→ **Task goal**: Transcribe every line of the items below verbatim, leaving out the pictures.

[begin Records]

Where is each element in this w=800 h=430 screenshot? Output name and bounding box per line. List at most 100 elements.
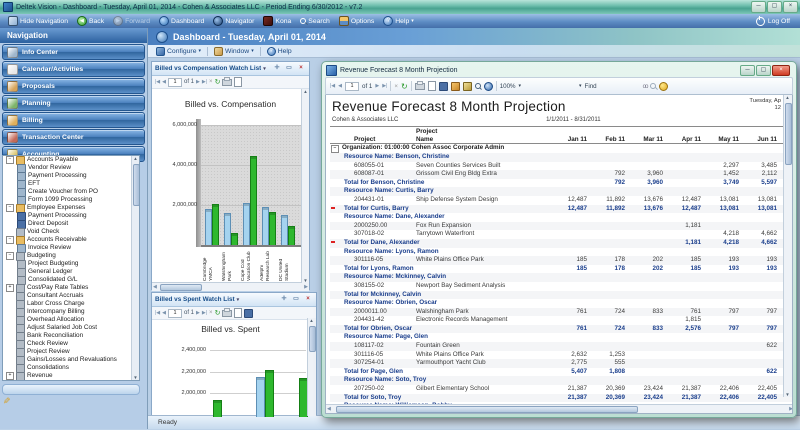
zoom-dropdown-arrow[interactable]: ▾	[519, 83, 522, 89]
tree-item-form-1099-processing[interactable]: Form 1099 Processing	[3, 196, 139, 204]
table-row-resource[interactable]: Resource Name: Curtis, Barry	[330, 187, 793, 196]
table-row-resource[interactable]: Resource Name: Benson, Christine	[330, 153, 793, 162]
tree-item-overhead-allocation[interactable]: Overhead Allocation	[3, 316, 139, 324]
print-icon[interactable]	[415, 83, 425, 90]
panel-pin-icon[interactable]: ✛	[279, 295, 289, 305]
table-row-resource[interactable]: Resource Name: Soto, Troy	[330, 376, 793, 385]
page-setup-icon[interactable]	[428, 81, 436, 91]
pencil-icon[interactable]: ✎	[3, 396, 11, 407]
table-row-total[interactable]: Total for Dane, Alexander1,1814,2184,662…	[330, 239, 793, 248]
tree-item-consolidations[interactable]: Consolidations	[3, 364, 139, 372]
kona-button[interactable]: Kona	[259, 15, 295, 27]
bar-compensation-cape-cod-vacation-club[interactable]	[250, 156, 257, 245]
book-icon[interactable]	[244, 309, 253, 318]
panel-header[interactable]: Billed vs Compensation Watch List ▾ ✛ ▭ …	[152, 62, 309, 76]
tree-item-payment-processing[interactable]: Payment Processing	[3, 172, 139, 180]
bar-billed-cape-cod-vacation-club[interactable]	[243, 203, 250, 245]
bar-compensation-walshingham-park[interactable]	[231, 233, 238, 245]
tree-expander-plus-icon[interactable]: +	[6, 284, 14, 292]
tree-item-employee-expenses[interactable]: −Employee Expenses	[3, 204, 139, 212]
tree-item-labor-cross-charge[interactable]: Labor Cross Charge	[3, 300, 139, 308]
tree-expander-minus-icon[interactable]: −	[6, 204, 14, 212]
scroll-up-icon[interactable]: ▲	[308, 318, 315, 323]
panel-maximize-icon[interactable]: ▭	[284, 64, 294, 74]
tree-item-budgeting[interactable]: −Budgeting	[3, 252, 139, 260]
scroll-up-icon[interactable]: ▲	[302, 89, 309, 94]
table-row-detail[interactable]: 307018-02Tarrytown Waterfront4,2184,6625…	[330, 230, 793, 239]
table-row-detail[interactable]: 108117-02Fountain Green6223,263	[330, 342, 793, 351]
window-restore-button[interactable]: ▢	[756, 65, 771, 76]
collapse-org-icon[interactable]: −	[331, 145, 339, 153]
tree-item-eft[interactable]: EFT	[3, 180, 139, 188]
nav-section-info-center[interactable]: Info Center	[2, 44, 145, 60]
page-number-box[interactable]: 1	[168, 309, 182, 318]
bar-compensation-dc-united-stadium[interactable]	[288, 226, 295, 245]
table-row-resource[interactable]: Resource Name: Obrien, Oscar	[330, 299, 793, 308]
tree-item-cost-pay-rate-tables[interactable]: +Cost/Pay Rate Tables	[3, 284, 139, 292]
options-button[interactable]: Options	[335, 15, 378, 27]
nav-section-billing[interactable]: Billing	[2, 112, 145, 128]
next-page-icon[interactable]: ▶	[196, 79, 200, 85]
window-minimize-button[interactable]: ─	[740, 65, 755, 76]
nav-tree-scrollbar[interactable]: ▲ ▼	[131, 156, 139, 380]
tree-expander-minus-icon[interactable]: −	[6, 236, 14, 244]
last-page-icon[interactable]: ▶|	[382, 83, 387, 89]
stop-icon[interactable]: ×	[209, 79, 213, 85]
tree-expander-plus-icon[interactable]: +	[6, 372, 14, 380]
table-row-total[interactable]: Total for Mckinney, Calvin	[330, 291, 793, 300]
report-window-titlebar[interactable]: Revenue Forecast 8 Month Projection ─ ▢ …	[325, 63, 793, 77]
report-vscrollbar[interactable]: ▲ ▼	[783, 95, 792, 397]
tree-item-void-check[interactable]: Void Check	[3, 228, 139, 236]
bar-compensation-adelphi-research-lab[interactable]	[269, 212, 276, 245]
bar-spent-3[interactable]	[265, 370, 274, 417]
prev-page-icon[interactable]: ◀	[162, 79, 166, 85]
bar-compensation-cambridge-ymca[interactable]	[212, 204, 219, 245]
bar-billed-dc-united-stadium[interactable]	[281, 215, 288, 245]
table-row-total[interactable]: Total for Lyons, Ramon185178202185193193…	[330, 265, 793, 274]
feedback-icon[interactable]	[659, 82, 668, 91]
app-close-button[interactable]: ×	[783, 1, 798, 13]
panel-pin-icon[interactable]: ✛	[272, 64, 282, 74]
help-icon[interactable]	[484, 82, 493, 91]
scroll-thumb[interactable]	[785, 103, 792, 165]
scroll-down-icon[interactable]: ▼	[784, 392, 791, 397]
print-icon[interactable]	[222, 79, 232, 86]
dashboard-button[interactable]: Dashboard	[155, 15, 208, 27]
nav-section-proposals[interactable]: Proposals	[2, 78, 145, 94]
page-setup-icon[interactable]	[234, 77, 242, 87]
back-button[interactable]: ◀ Back	[73, 15, 108, 27]
tree-item-revenue[interactable]: +Revenue	[3, 372, 139, 380]
app-minimize-button[interactable]: ─	[751, 1, 766, 13]
binoculars-icon[interactable]: oo	[643, 83, 648, 90]
export-icon[interactable]	[451, 82, 460, 91]
table-row-detail[interactable]: 608087-01Grissom Civil Eng Bldg Extra792…	[330, 170, 793, 179]
scroll-thumb[interactable]	[309, 326, 316, 352]
table-row-total[interactable]: Total for Page, Glen5,4071,8086223,263	[330, 368, 793, 377]
tree-item-accounts-receivable[interactable]: −Accounts Receivable	[3, 236, 139, 244]
last-page-icon[interactable]: ▶|	[202, 310, 207, 316]
table-row-detail[interactable]: 307254-01Yarmouthport Yacht Club2,775555	[330, 359, 793, 368]
tree-expander-minus-icon[interactable]: −	[6, 156, 14, 164]
table-row-total[interactable]: Total for Obrien, Oscar7617248332,576797…	[330, 325, 793, 334]
find-label[interactable]: Find	[585, 83, 597, 90]
table-row-resource[interactable]: Resource Name: Page, Glen	[330, 333, 793, 342]
book-icon[interactable]	[439, 82, 448, 91]
tree-item-gains-losses-and-revaluations[interactable]: Gains/Losses and Revaluations	[3, 356, 139, 364]
bar-billed-cambridge-ymca[interactable]	[205, 209, 212, 245]
tree-item-vendor-review[interactable]: Vendor Review	[3, 164, 139, 172]
tree-item-consultant-accruals[interactable]: Consultant Accruals	[3, 292, 139, 300]
refresh-icon[interactable]: ↻	[215, 78, 221, 86]
panel-close-icon[interactable]: ×	[296, 64, 306, 74]
navigator-button[interactable]: Navigator	[209, 15, 258, 27]
scroll-up-icon[interactable]: ▲	[132, 156, 139, 161]
help-menu[interactable]: ? Help	[263, 47, 296, 56]
table-row-org[interactable]: −Organization: 01:00:00 Cohen Assoc Corp…	[330, 144, 793, 154]
search-button[interactable]: Search	[296, 15, 334, 27]
nav-section-planning[interactable]: Planning	[2, 95, 145, 111]
scroll-thumb[interactable]	[133, 164, 140, 206]
help-button[interactable]: ? Help ▾	[379, 15, 418, 27]
table-row-total[interactable]: Total for Curtis, Barry12,48711,89213,67…	[330, 205, 793, 214]
refresh-icon[interactable]: ↻	[401, 82, 408, 91]
table-row-resource[interactable]: Resource Name: Mckinney, Calvin	[330, 273, 793, 282]
prev-page-icon[interactable]: ◀	[162, 310, 166, 316]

[end Records]

→ **Reply**:
Where is each element in this w=800 h=430 screenshot? Output name and bounding box per line. List at most 100 elements.
zoom-dropdown-arrow[interactable]: ▾	[519, 83, 522, 89]
tree-item-form-1099-processing[interactable]: Form 1099 Processing	[3, 196, 139, 204]
table-row-resource[interactable]: Resource Name: Curtis, Barry	[330, 187, 793, 196]
table-row-resource[interactable]: Resource Name: Benson, Christine	[330, 153, 793, 162]
tree-item-overhead-allocation[interactable]: Overhead Allocation	[3, 316, 139, 324]
print-icon[interactable]	[415, 83, 425, 90]
panel-pin-icon[interactable]: ✛	[279, 295, 289, 305]
table-row-resource[interactable]: Resource Name: Soto, Troy	[330, 376, 793, 385]
page-setup-icon[interactable]	[428, 81, 436, 91]
pencil-icon[interactable]: ✎	[3, 396, 11, 407]
table-row-total[interactable]: Total for Dane, Alexander1,1814,2184,662…	[330, 239, 793, 248]
tree-item-consolidations[interactable]: Consolidations	[3, 364, 139, 372]
kona-button[interactable]: Kona	[259, 15, 295, 27]
bar-compensation-cape-cod-vacation-club[interactable]	[250, 156, 257, 245]
book-icon[interactable]	[244, 309, 253, 318]
panel-header[interactable]: Billed vs Compensation Watch List ▾ ✛ ▭ …	[152, 62, 309, 76]
tree-item-payment-processing[interactable]: Payment Processing	[3, 172, 139, 180]
bar-billed-cape-cod-vacation-club[interactable]	[243, 203, 250, 245]
bar-compensation-walshingham-park[interactable]	[231, 233, 238, 245]
tree-expander-plus-icon[interactable]: +	[6, 284, 14, 292]
tree-item-employee-expenses[interactable]: −Employee Expenses	[3, 204, 139, 212]
tree-item-labor-cross-charge[interactable]: Labor Cross Charge	[3, 300, 139, 308]
tree-expander-minus-icon[interactable]: −	[6, 204, 14, 212]
scroll-up-icon[interactable]: ▲	[308, 318, 315, 323]
panel-maximize-icon[interactable]: ▭	[284, 64, 294, 74]
tree-item-budgeting[interactable]: −Budgeting	[3, 252, 139, 260]
scroll-up-icon[interactable]: ▲	[302, 89, 309, 94]
table-row-detail[interactable]: 307018-02Tarrytown Waterfront4,2184,6625…	[330, 230, 793, 239]
table-row-detail[interactable]: 108117-02Fountain Green6223,263	[330, 342, 793, 351]
window-restore-button[interactable]: ▢	[756, 65, 771, 76]
collapse-org-icon[interactable]: −	[331, 145, 339, 153]
tree-item-eft[interactable]: EFT	[3, 180, 139, 188]
nav-section-info-center[interactable]: Info Center	[2, 44, 145, 60]
page-number-box[interactable]: 1	[168, 309, 182, 318]
bar-compensation-dc-united-stadium[interactable]	[288, 226, 295, 245]
table-row-resource[interactable]: Resource Name: Obrien, Oscar	[330, 299, 793, 308]
tree-item-cost-pay-rate-tables[interactable]: +Cost/Pay Rate Tables	[3, 284, 139, 292]
options-button[interactable]: Options	[335, 15, 378, 27]
nav-section-billing[interactable]: Billing	[2, 112, 145, 128]
next-page-icon[interactable]: ▶	[196, 79, 200, 85]
window-minimize-button[interactable]: ─	[740, 65, 755, 76]
nav-tree-scrollbar[interactable]: ▲ ▼	[131, 156, 139, 380]
tree-expander-minus-icon[interactable]: −	[6, 236, 14, 244]
last-page-icon[interactable]: ▶|	[382, 83, 387, 89]
stop-icon[interactable]: ×	[209, 79, 213, 85]
tree-expander-plus-icon[interactable]: +	[6, 372, 14, 380]
table-row-total[interactable]: Total for Mckinney, Calvin	[330, 291, 793, 300]
report-window-titlebar[interactable]: Revenue Forecast 8 Month Projection ─ ▢ …	[325, 63, 793, 77]
report-vscrollbar[interactable]: ▲ ▼	[783, 95, 792, 397]
tree-item-void-check[interactable]: Void Check	[3, 228, 139, 236]
bar-compensation-adelphi-research-lab[interactable]	[269, 212, 276, 245]
bar-spent-3[interactable]	[265, 370, 274, 417]
prev-page-icon[interactable]: ◀	[162, 79, 166, 85]
bar-compensation-cambridge-ymca[interactable]	[212, 204, 219, 245]
bar-billed-dc-united-stadium[interactable]	[281, 215, 288, 245]
table-row-total[interactable]: Total for Lyons, Ramon185178202185193193…	[330, 265, 793, 274]
feedback-icon[interactable]	[659, 82, 668, 91]
app-close-button[interactable]: ×	[783, 1, 798, 13]
panel-pin-icon[interactable]: ✛	[272, 64, 282, 74]
help-icon[interactable]	[484, 82, 493, 91]
scroll-thumb[interactable]	[785, 103, 792, 165]
scroll-down-icon[interactable]: ▼	[784, 392, 791, 397]
print-icon[interactable]	[222, 79, 232, 86]
dashboard-button[interactable]: Dashboard	[155, 15, 208, 27]
nav-section-proposals[interactable]: Proposals	[2, 78, 145, 94]
page-setup-icon[interactable]	[234, 77, 242, 87]
back-button[interactable]: ◀ Back	[73, 15, 108, 27]
tree-item-revenue[interactable]: +Revenue	[3, 372, 139, 380]
app-minimize-button[interactable]: ─	[751, 1, 766, 13]
binoculars-icon[interactable]: oo	[643, 83, 648, 90]
export-icon[interactable]	[451, 82, 460, 91]
table-row-detail[interactable]: 608087-01Grissom Civil Eng Bldg Extra792…	[330, 170, 793, 179]
scroll-thumb[interactable]	[309, 326, 316, 352]
table-row-total[interactable]: Total for Page, Glen5,4071,8086223,263	[330, 368, 793, 377]
tree-item-accounts-receivable[interactable]: −Accounts Receivable	[3, 236, 139, 244]
last-page-icon[interactable]: ▶|	[202, 310, 207, 316]
table-row-detail[interactable]: 307254-01Yarmouthport Yacht Club2,775555	[330, 359, 793, 368]
tree-expander-minus-icon[interactable]: −	[6, 156, 14, 164]
table-row-total[interactable]: Total for Obrien, Oscar7617248332,576797…	[330, 325, 793, 334]
find-label[interactable]: Find	[585, 83, 597, 90]
table-row-resource[interactable]: Resource Name: Page, Glen	[330, 333, 793, 342]
book-icon[interactable]	[439, 82, 448, 91]
tree-item-gains-losses-and-revaluations[interactable]: Gains/Losses and Revaluations	[3, 356, 139, 364]
bar-billed-cambridge-ymca[interactable]	[205, 209, 212, 245]
tree-item-vendor-review[interactable]: Vendor Review	[3, 164, 139, 172]
tree-item-consultant-accruals[interactable]: Consultant Accruals	[3, 292, 139, 300]
refresh-icon[interactable]: ↻	[215, 78, 221, 86]
panel-close-icon[interactable]: ×	[296, 64, 306, 74]
navigator-button[interactable]: Navigator	[209, 15, 258, 27]
scroll-up-icon[interactable]: ▲	[132, 156, 139, 161]
help-menu[interactable]: ? Help	[263, 47, 296, 56]
table-row-org[interactable]: −Organization: 01:00:00 Cohen Assoc Corp…	[330, 144, 793, 154]
search-button[interactable]: Search	[296, 15, 334, 27]
nav-section-planning[interactable]: Planning	[2, 95, 145, 111]
scroll-thumb[interactable]	[133, 164, 140, 206]
help-button[interactable]: ? Help ▾	[379, 15, 418, 27]
table-row-total[interactable]: Total for Curtis, Barry12,48711,89213,67…	[330, 205, 793, 214]
refresh-icon[interactable]: ↻	[401, 82, 408, 91]
table-row-resource[interactable]: Resource Name: Mckinney, Calvin	[330, 273, 793, 282]
prev-page-icon[interactable]: ◀	[162, 310, 166, 316]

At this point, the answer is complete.